## GIVEN REQUEST
Images are not part of the copy; transcribe all the data exactly.

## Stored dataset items

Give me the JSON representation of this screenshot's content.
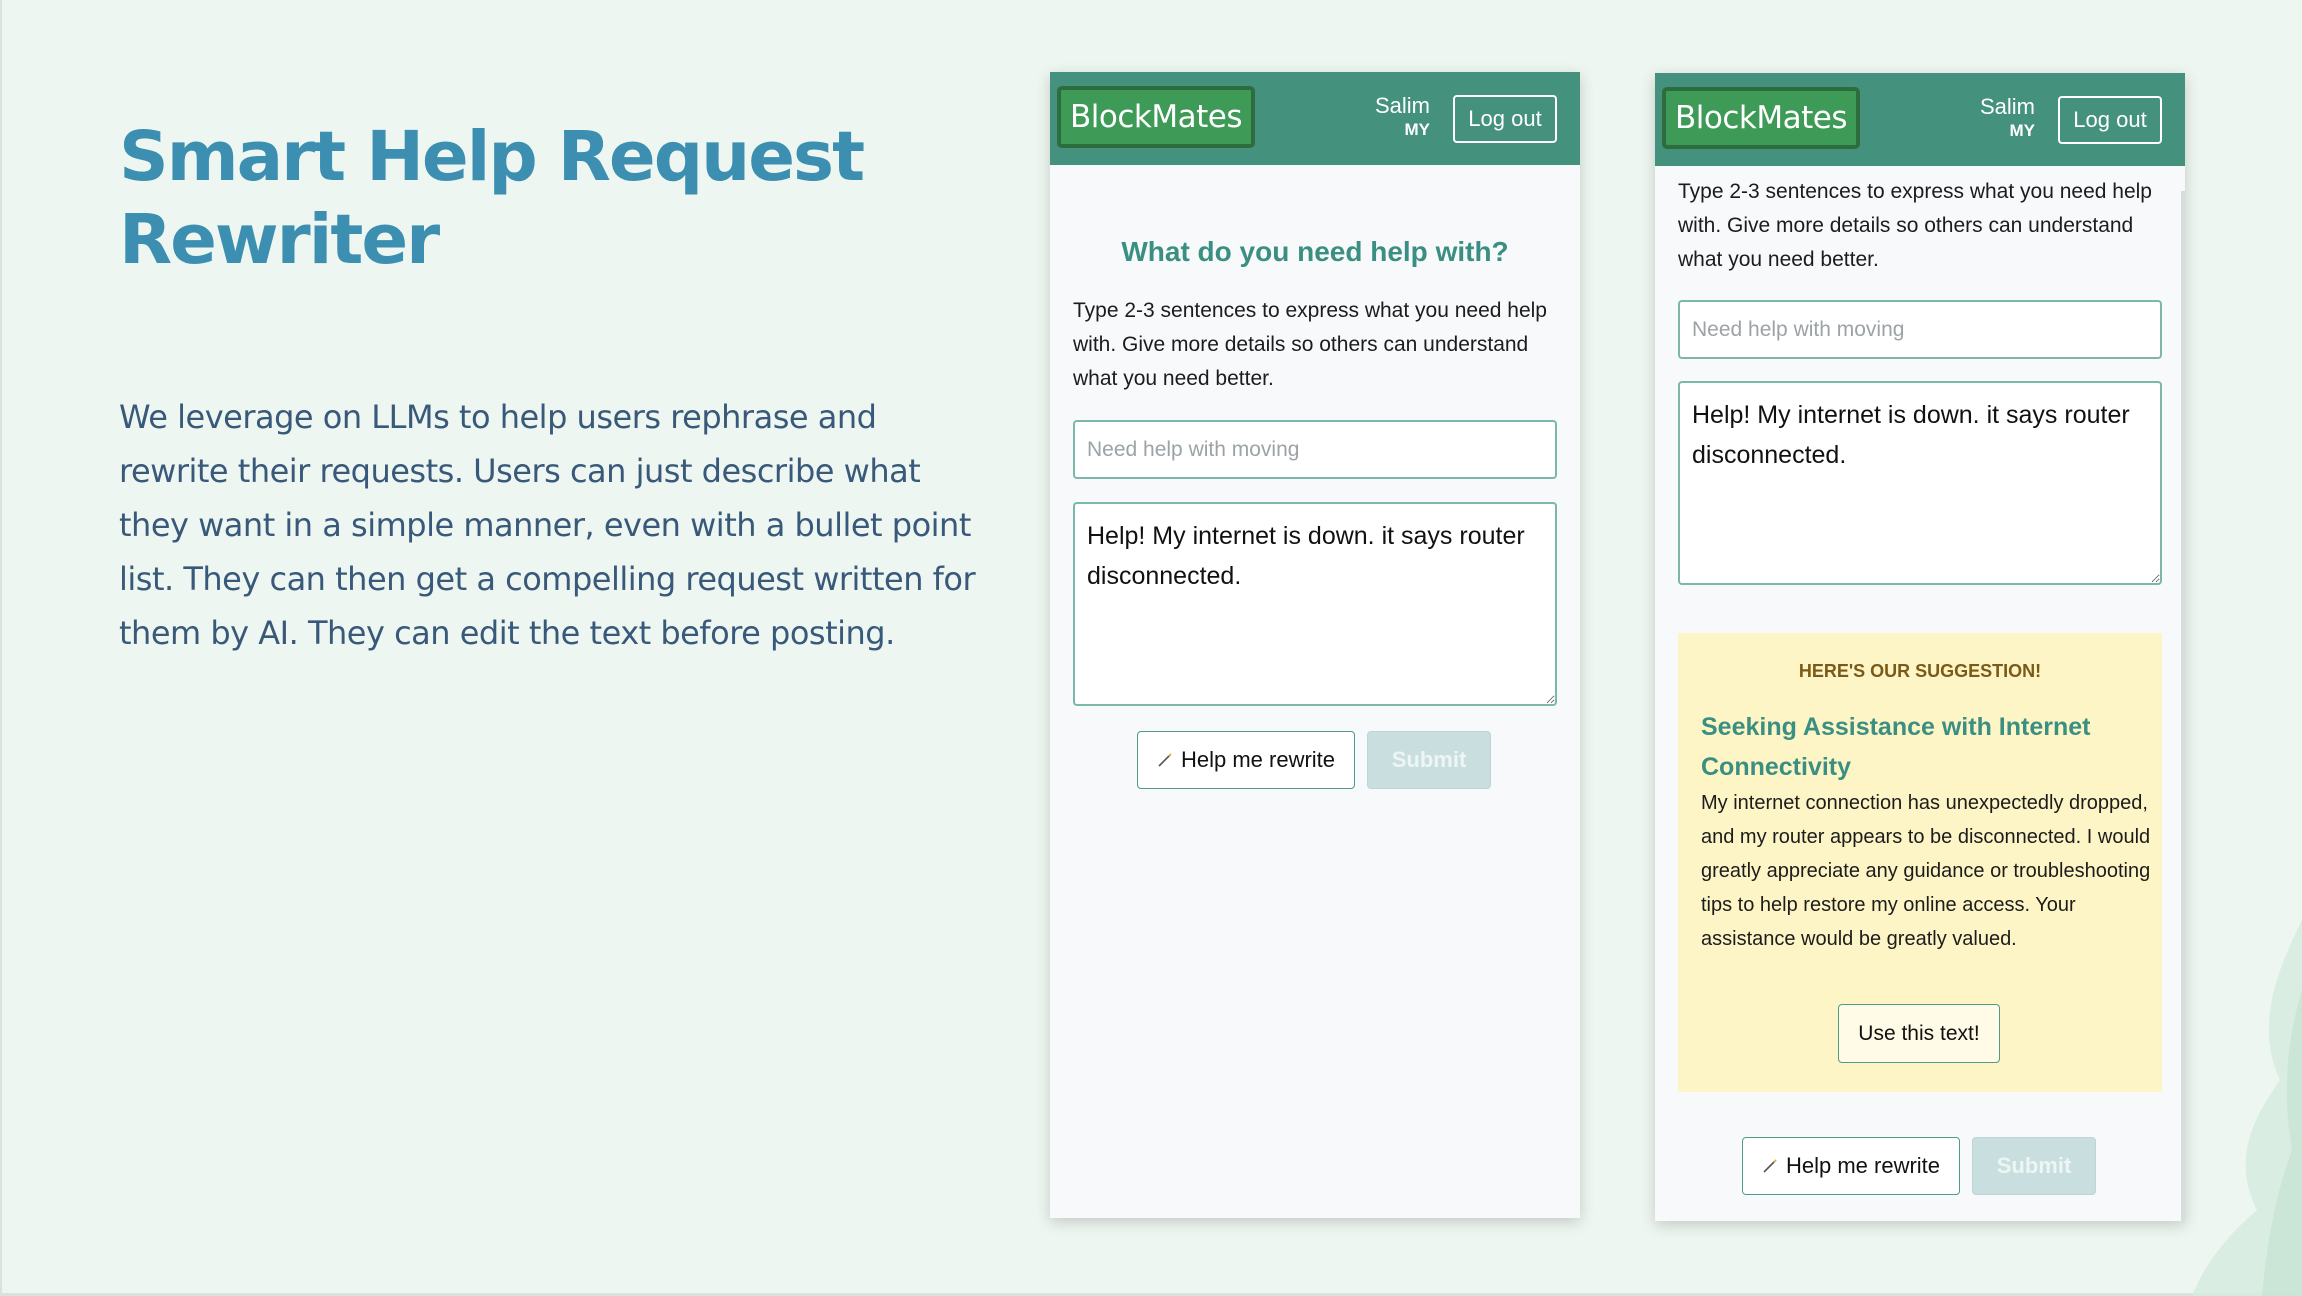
{
  "slide": {
    "title": "Smart Help Request Rewriter",
    "body": "We leverage on LLMs to help users rephrase and rewrite their requests. Users can just describe what they want in a simple manner, even with a bullet point list. They can then get a compelling request written for them by AI. They can edit the text before posting."
  },
  "header": {
    "logo": "BlockMates",
    "user_name": "Salim",
    "user_country": "MY",
    "logout_label": "Log out"
  },
  "form": {
    "heading": "What do you need help with?",
    "instructions": "Type 2-3 sentences to express what you need help with. Give more details so others can understand what you need better.",
    "title_placeholder": "Need help with moving",
    "description_value": "Help! My internet is down. it says router disconnected.",
    "rewrite_label": "Help me rewrite",
    "submit_label": "Submit"
  },
  "suggestion": {
    "label": "HERE'S OUR SUGGESTION!",
    "title": "Seeking Assistance with Internet Connectivity",
    "text": "My internet connection has unexpectedly dropped, and my router appears to be disconnected. I would greatly appreciate any guidance or troubleshooting tips to help restore my online access. Your assistance would be greatly valued.",
    "use_label": "Use this text!"
  },
  "icons": {
    "rewrite": "magic-wand-icon"
  },
  "colors": {
    "accent": "#44917e",
    "logo": "#3e9a57",
    "title": "#3c8fb0",
    "suggestion_bg": "#fdf5c6"
  }
}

## RESPONSE
Give me the JSON representation of this screenshot's content.
{
  "slide": {
    "title": "Smart Help Request Rewriter",
    "body": "We leverage on LLMs to help users rephrase and rewrite their requests. Users can just describe what they want in a simple manner, even with a bullet point list. They can then get a compelling request written for them by AI. They can edit the text before posting."
  },
  "header": {
    "logo": "BlockMates",
    "user_name": "Salim",
    "user_country": "MY",
    "logout_label": "Log out"
  },
  "form": {
    "heading": "What do you need help with?",
    "instructions": "Type 2-3 sentences to express what you need help with. Give more details so others can understand what you need better.",
    "title_placeholder": "Need help with moving",
    "description_value": "Help! My internet is down. it says router disconnected.",
    "rewrite_label": "Help me rewrite",
    "submit_label": "Submit"
  },
  "suggestion": {
    "label": "HERE'S OUR SUGGESTION!",
    "title": "Seeking Assistance with Internet Connectivity",
    "text": "My internet connection has unexpectedly dropped, and my router appears to be disconnected. I would greatly appreciate any guidance or troubleshooting tips to help restore my online access. Your assistance would be greatly valued.",
    "use_label": "Use this text!"
  },
  "icons": {
    "rewrite": "magic-wand-icon"
  },
  "colors": {
    "accent": "#44917e",
    "logo": "#3e9a57",
    "title": "#3c8fb0",
    "suggestion_bg": "#fdf5c6"
  }
}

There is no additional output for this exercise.